• **Task goal**
Nothing but the lines from the one containing "What does this" to the end of the data should be returned, exactly as written; pictures are omitted.

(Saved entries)

────────────────────

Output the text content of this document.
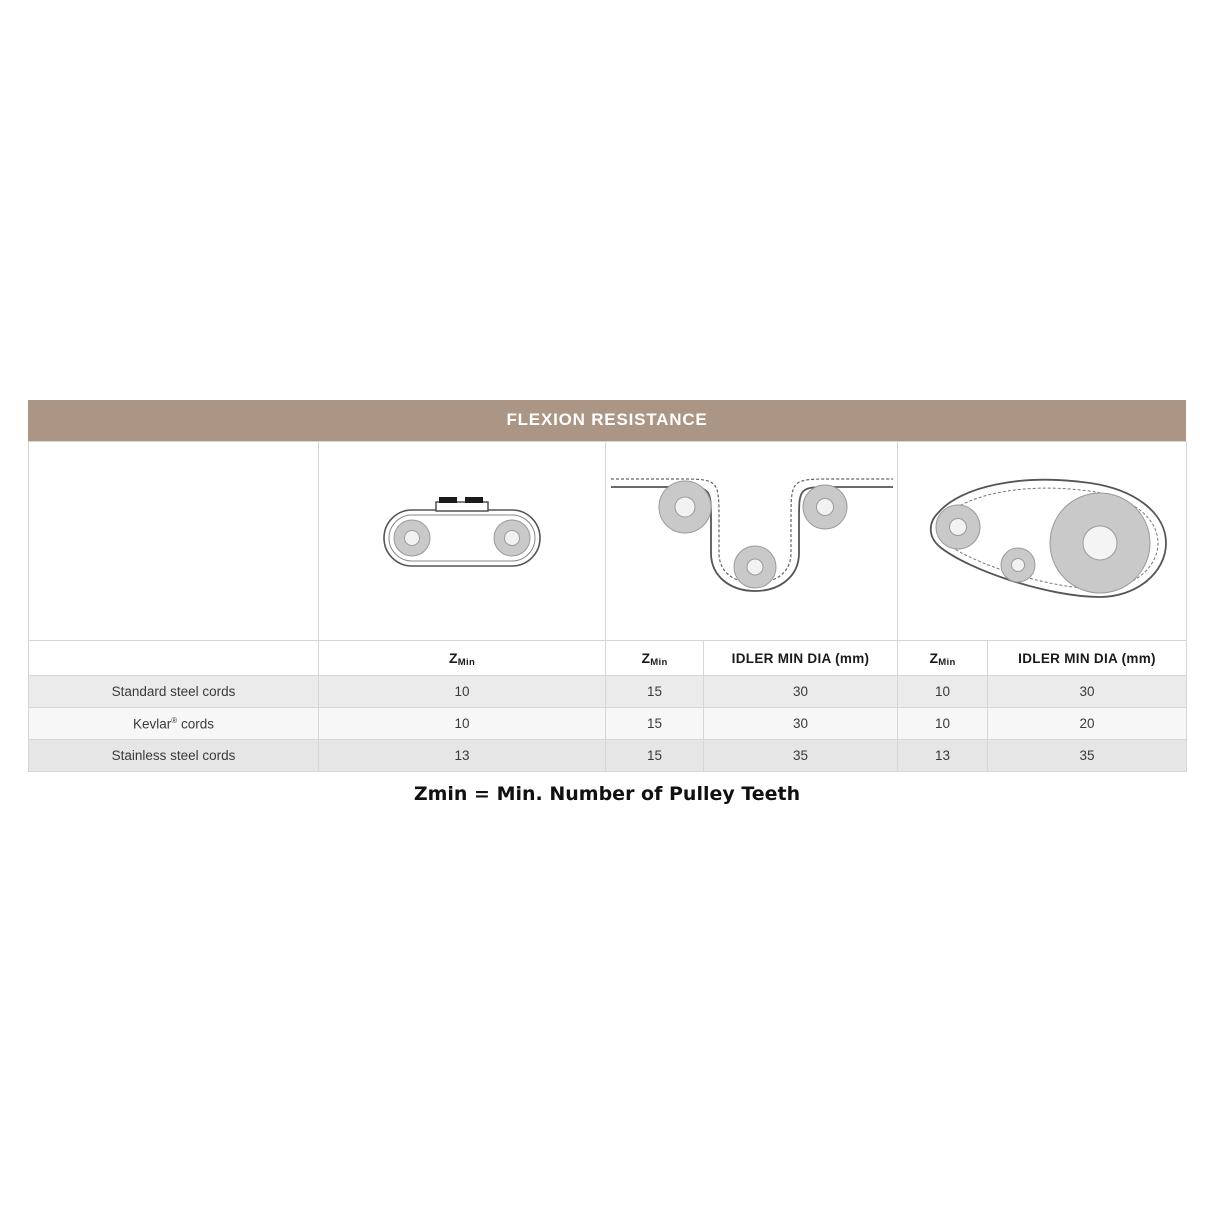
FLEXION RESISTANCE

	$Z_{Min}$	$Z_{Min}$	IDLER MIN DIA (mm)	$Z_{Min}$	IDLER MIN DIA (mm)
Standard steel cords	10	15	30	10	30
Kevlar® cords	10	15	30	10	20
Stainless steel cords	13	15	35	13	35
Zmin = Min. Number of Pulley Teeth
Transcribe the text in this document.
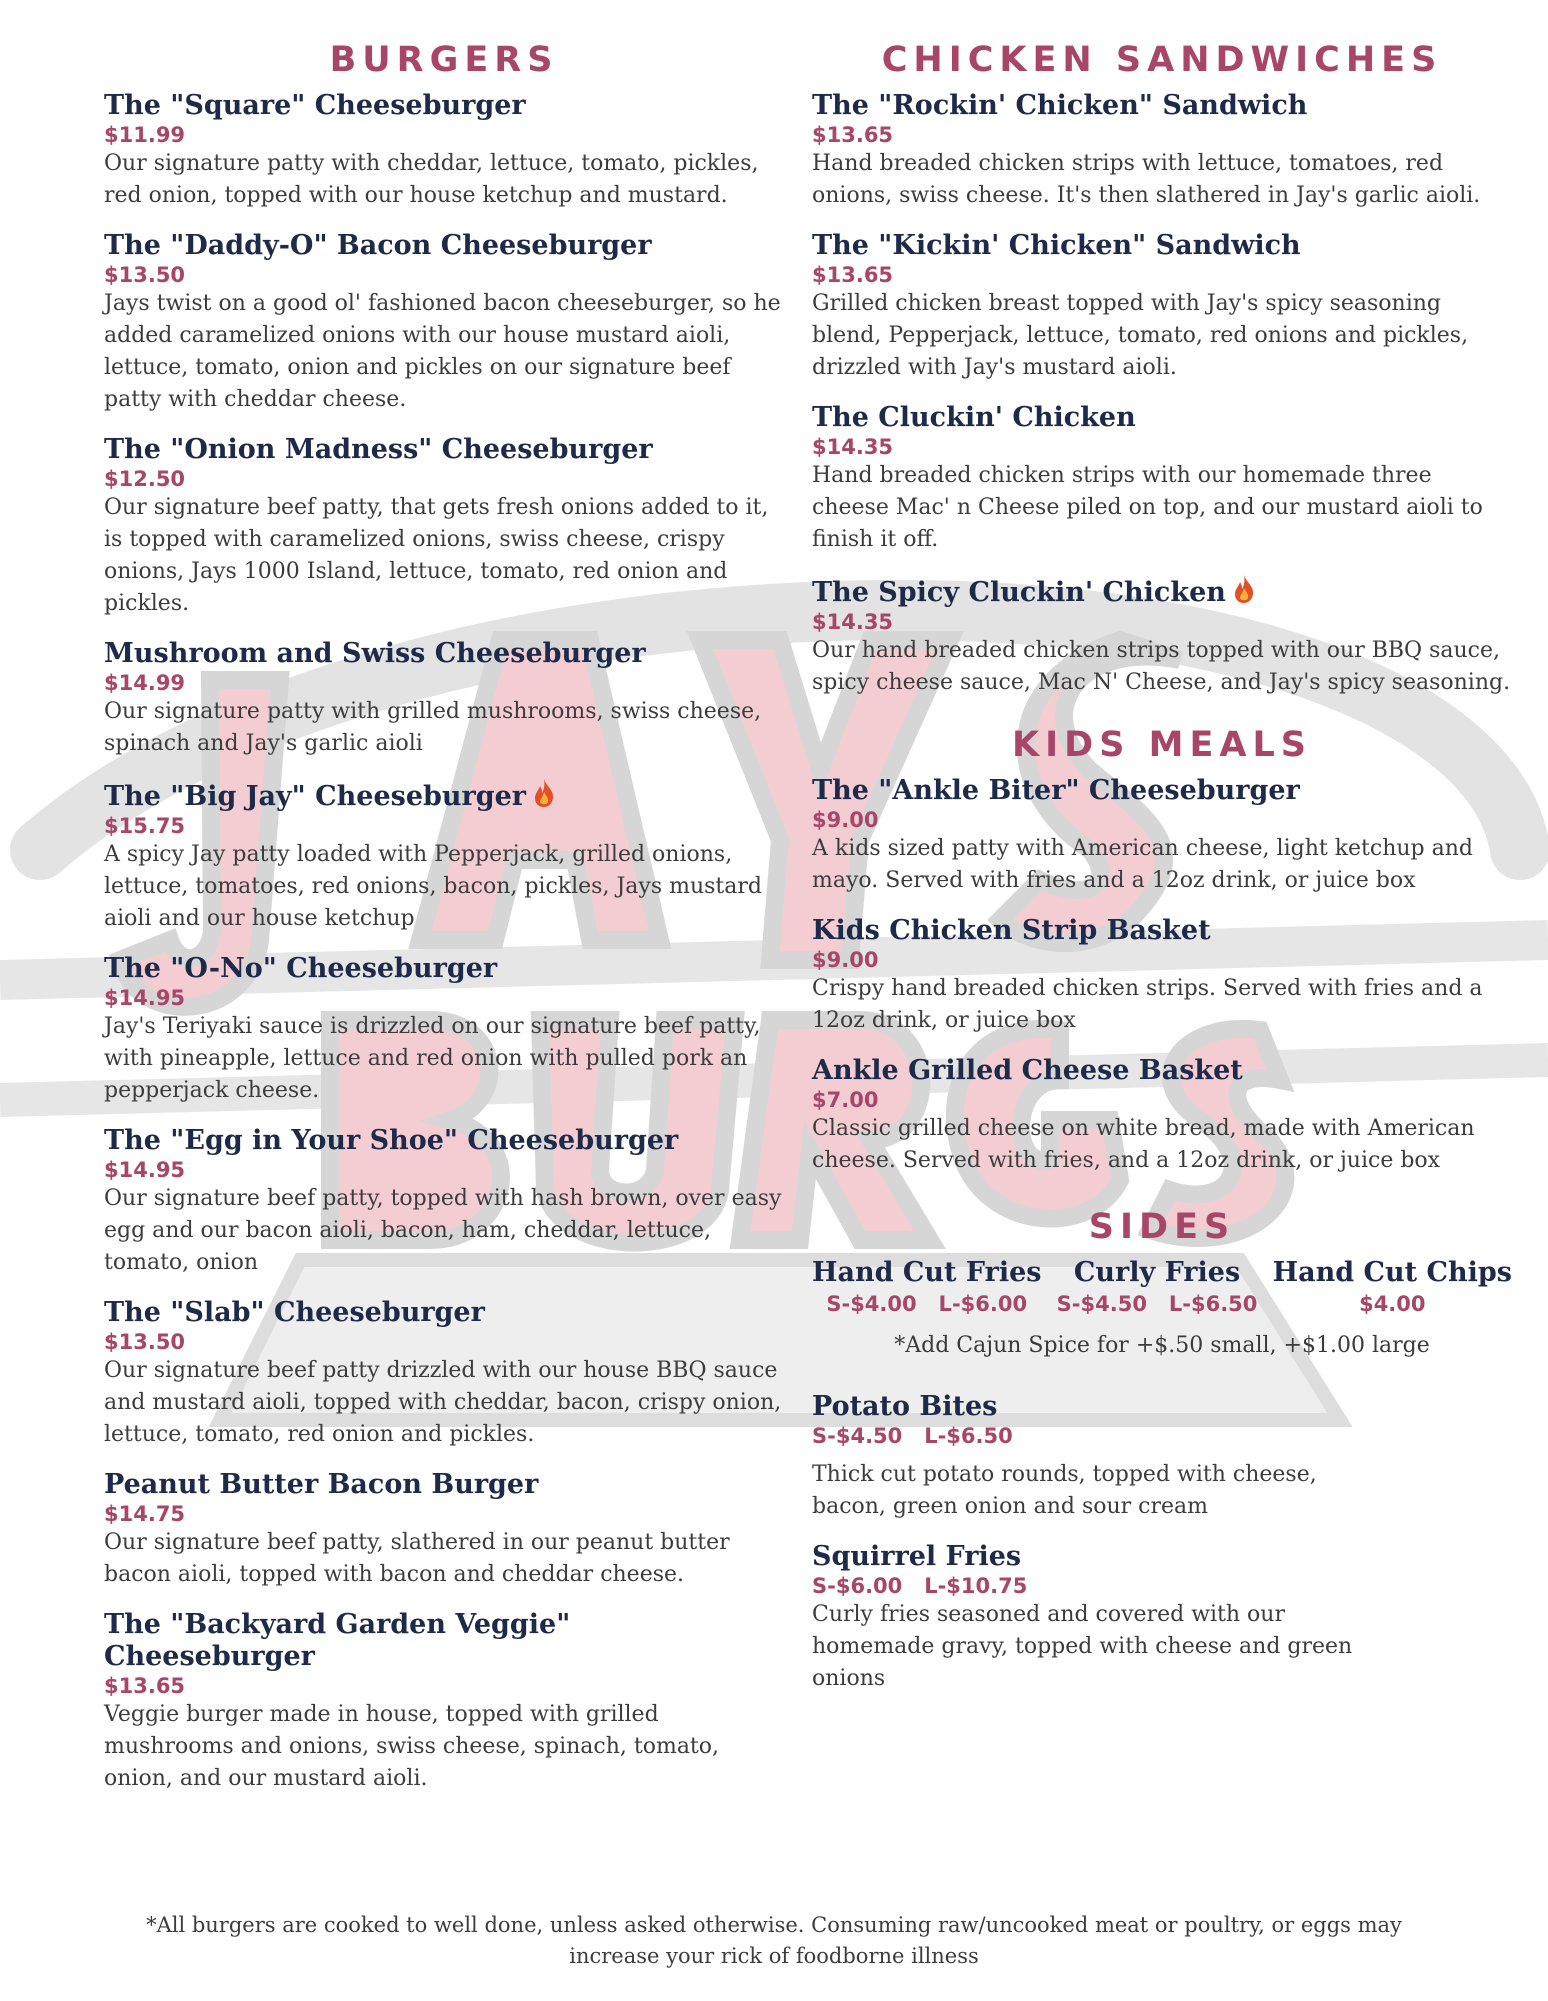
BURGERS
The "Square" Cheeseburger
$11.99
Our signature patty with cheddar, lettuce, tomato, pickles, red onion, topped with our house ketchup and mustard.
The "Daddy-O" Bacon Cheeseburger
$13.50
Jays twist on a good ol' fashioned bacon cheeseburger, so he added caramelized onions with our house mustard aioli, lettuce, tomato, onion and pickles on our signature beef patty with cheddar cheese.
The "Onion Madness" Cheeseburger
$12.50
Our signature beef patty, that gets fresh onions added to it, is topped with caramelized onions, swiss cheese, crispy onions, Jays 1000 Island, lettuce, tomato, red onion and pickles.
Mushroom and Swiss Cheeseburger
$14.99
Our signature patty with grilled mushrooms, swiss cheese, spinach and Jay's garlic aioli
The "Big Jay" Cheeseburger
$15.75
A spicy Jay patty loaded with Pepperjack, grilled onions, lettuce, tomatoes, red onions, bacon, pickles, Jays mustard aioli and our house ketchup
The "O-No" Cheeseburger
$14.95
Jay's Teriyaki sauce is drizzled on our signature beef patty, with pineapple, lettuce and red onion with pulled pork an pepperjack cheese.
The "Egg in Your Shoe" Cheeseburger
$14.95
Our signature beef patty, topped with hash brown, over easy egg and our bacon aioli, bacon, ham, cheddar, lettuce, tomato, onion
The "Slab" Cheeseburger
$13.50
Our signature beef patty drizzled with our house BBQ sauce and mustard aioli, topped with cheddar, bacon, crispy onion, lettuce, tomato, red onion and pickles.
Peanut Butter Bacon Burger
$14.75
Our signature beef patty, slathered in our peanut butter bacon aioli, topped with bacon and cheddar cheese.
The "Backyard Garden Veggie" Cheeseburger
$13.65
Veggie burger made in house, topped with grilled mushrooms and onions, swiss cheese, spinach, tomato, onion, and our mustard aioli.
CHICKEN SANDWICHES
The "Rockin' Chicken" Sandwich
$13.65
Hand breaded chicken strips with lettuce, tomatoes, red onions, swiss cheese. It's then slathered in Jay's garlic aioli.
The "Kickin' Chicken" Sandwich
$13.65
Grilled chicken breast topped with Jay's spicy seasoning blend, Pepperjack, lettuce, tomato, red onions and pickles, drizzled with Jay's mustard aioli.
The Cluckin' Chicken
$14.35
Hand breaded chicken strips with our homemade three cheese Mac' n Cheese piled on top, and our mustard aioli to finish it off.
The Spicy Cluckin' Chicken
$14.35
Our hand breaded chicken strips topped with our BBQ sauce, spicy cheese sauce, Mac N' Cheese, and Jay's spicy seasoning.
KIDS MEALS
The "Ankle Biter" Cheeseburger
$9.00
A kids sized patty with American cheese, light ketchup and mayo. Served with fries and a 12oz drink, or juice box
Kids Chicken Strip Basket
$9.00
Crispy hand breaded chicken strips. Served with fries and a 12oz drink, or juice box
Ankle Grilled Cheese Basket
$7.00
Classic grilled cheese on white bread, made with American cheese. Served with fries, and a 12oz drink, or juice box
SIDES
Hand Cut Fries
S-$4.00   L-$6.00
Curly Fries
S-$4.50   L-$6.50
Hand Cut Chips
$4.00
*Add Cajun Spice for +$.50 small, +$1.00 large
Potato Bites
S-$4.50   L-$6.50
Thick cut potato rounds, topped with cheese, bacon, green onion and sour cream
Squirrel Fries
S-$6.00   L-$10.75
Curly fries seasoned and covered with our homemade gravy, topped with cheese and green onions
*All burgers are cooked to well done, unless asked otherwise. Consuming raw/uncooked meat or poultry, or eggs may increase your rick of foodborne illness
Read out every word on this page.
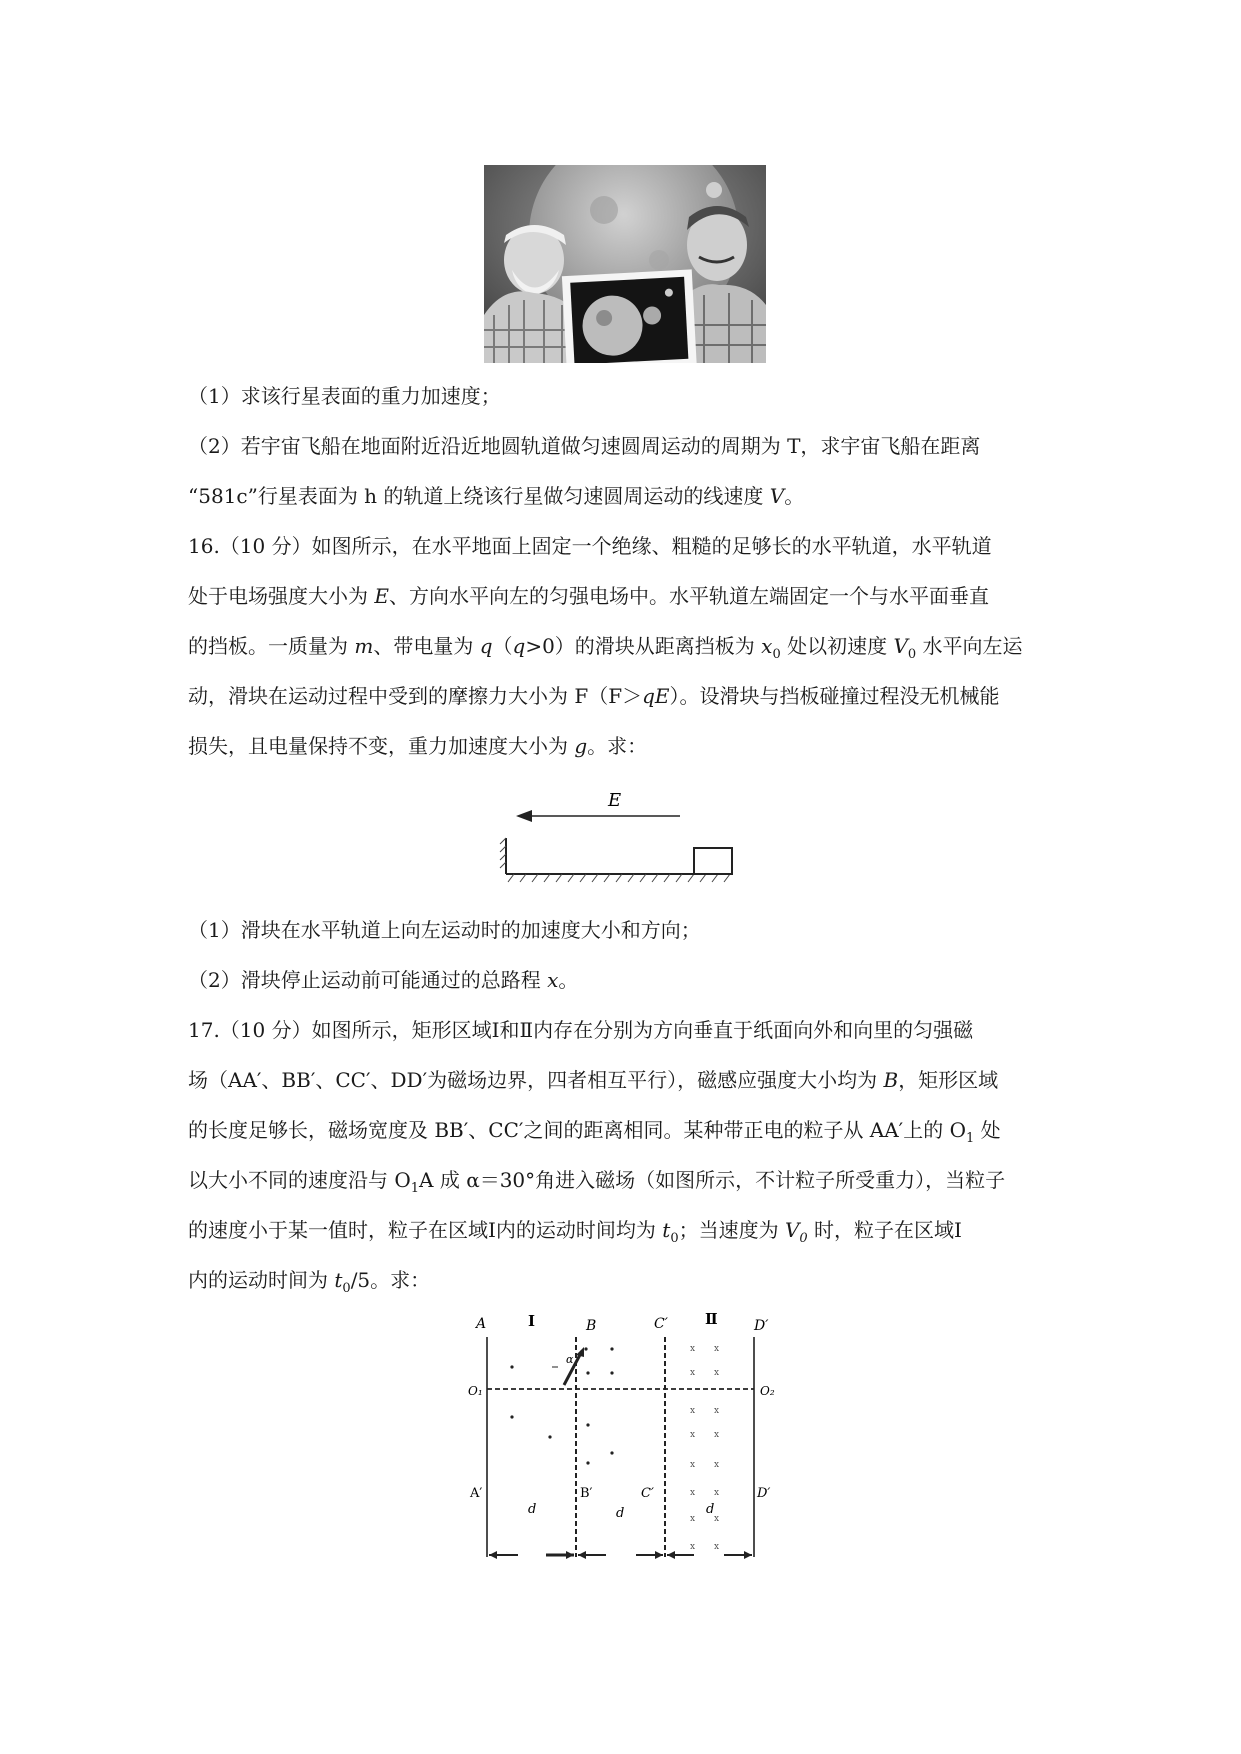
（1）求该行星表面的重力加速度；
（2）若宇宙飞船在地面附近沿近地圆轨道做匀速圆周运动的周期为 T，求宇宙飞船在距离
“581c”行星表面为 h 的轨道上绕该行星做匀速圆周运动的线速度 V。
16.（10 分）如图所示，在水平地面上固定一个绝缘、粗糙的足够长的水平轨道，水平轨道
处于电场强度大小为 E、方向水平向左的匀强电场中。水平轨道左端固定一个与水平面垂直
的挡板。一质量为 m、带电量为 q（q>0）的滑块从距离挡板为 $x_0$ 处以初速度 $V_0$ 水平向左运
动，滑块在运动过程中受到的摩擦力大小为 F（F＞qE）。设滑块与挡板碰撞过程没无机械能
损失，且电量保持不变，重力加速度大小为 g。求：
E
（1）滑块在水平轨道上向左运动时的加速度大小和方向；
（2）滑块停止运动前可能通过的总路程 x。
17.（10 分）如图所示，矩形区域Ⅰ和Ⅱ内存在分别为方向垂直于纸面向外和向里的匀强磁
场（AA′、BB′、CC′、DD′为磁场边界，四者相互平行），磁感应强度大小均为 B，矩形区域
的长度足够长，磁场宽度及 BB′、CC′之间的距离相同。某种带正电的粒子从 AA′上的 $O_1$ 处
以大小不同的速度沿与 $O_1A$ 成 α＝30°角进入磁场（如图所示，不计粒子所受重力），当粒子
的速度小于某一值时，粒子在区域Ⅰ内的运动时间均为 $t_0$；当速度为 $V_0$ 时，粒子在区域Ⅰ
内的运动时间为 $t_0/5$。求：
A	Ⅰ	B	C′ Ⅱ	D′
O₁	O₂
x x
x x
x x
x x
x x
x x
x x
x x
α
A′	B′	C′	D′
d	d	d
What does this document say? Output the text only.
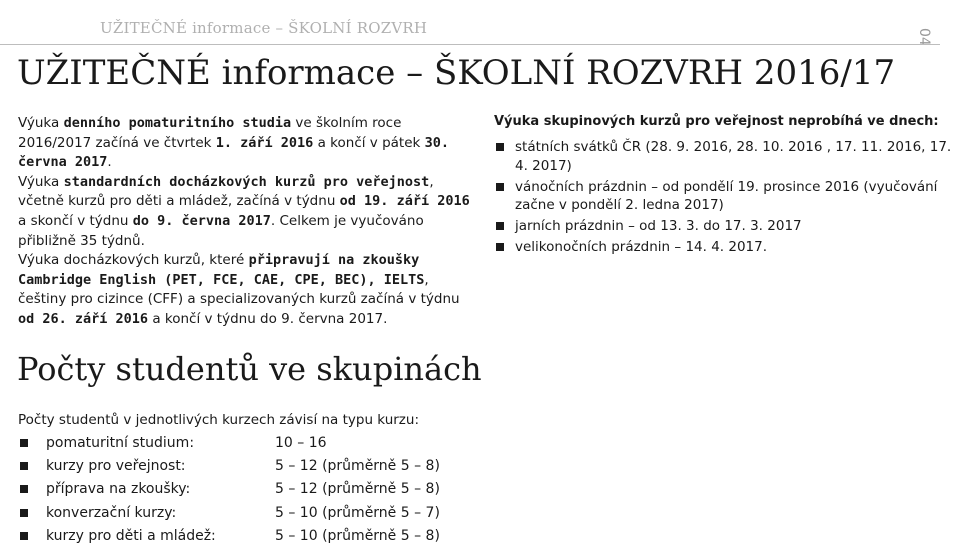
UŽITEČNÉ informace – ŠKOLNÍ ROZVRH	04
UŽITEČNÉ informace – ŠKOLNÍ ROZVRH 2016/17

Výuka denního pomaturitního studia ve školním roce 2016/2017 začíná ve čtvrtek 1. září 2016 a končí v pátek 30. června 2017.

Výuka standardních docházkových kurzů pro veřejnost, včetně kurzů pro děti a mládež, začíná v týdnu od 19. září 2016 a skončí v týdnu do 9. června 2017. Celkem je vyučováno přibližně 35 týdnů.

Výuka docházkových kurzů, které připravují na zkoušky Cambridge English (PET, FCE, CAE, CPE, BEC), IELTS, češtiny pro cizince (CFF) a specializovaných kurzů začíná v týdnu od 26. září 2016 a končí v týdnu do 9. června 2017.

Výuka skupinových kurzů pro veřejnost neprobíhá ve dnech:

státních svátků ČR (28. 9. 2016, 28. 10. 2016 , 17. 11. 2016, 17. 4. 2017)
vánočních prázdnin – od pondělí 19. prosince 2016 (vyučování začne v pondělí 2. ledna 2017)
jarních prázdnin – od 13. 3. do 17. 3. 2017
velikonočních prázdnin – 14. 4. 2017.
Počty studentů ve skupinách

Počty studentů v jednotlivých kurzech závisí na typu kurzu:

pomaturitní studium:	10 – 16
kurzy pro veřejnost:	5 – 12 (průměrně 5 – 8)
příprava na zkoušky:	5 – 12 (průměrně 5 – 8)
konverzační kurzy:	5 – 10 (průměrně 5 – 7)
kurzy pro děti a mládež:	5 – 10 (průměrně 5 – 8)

────────────────────

• **Task result**
What does this document say? Output the text only.
UŽITEČNÉ informace – ŠKOLNÍ ROZVRH	04
UŽITEČNÉ informace – ŠKOLNÍ ROZVRH 2016/17

Výuka denního pomaturitního studia ve školním roce 2016/2017 začíná ve čtvrtek 1. září 2016 a končí v pátek 30. června 2017.

Výuka standardních docházkových kurzů pro veřejnost, včetně kurzů pro děti a mládež, začíná v týdnu od 19. září 2016 a skončí v týdnu do 9. června 2017. Celkem je vyučováno přibližně 35 týdnů.

Výuka docházkových kurzů, které připravují na zkoušky Cambridge English (PET, FCE, CAE, CPE, BEC), IELTS, češtiny pro cizince (CFF) a specializovaných kurzů začíná v týdnu od 26. září 2016 a končí v týdnu do 9. června 2017.

Výuka skupinových kurzů pro veřejnost neprobíhá ve dnech:

státních svátků ČR (28. 9. 2016, 28. 10. 2016 , 17. 11. 2016, 17. 4. 2017)
vánočních prázdnin – od pondělí 19. prosince 2016 (vyučování začne v pondělí 2. ledna 2017)
jarních prázdnin – od 13. 3. do 17. 3. 2017
velikonočních prázdnin – 14. 4. 2017.
Počty studentů ve skupinách

Počty studentů v jednotlivých kurzech závisí na typu kurzu:

pomaturitní studium:	10 – 16
kurzy pro veřejnost:	5 – 12 (průměrně 5 – 8)
příprava na zkoušky:	5 – 12 (průměrně 5 – 8)
konverzační kurzy:	5 – 10 (průměrně 5 – 7)
kurzy pro děti a mládež:	5 – 10 (průměrně 5 – 8)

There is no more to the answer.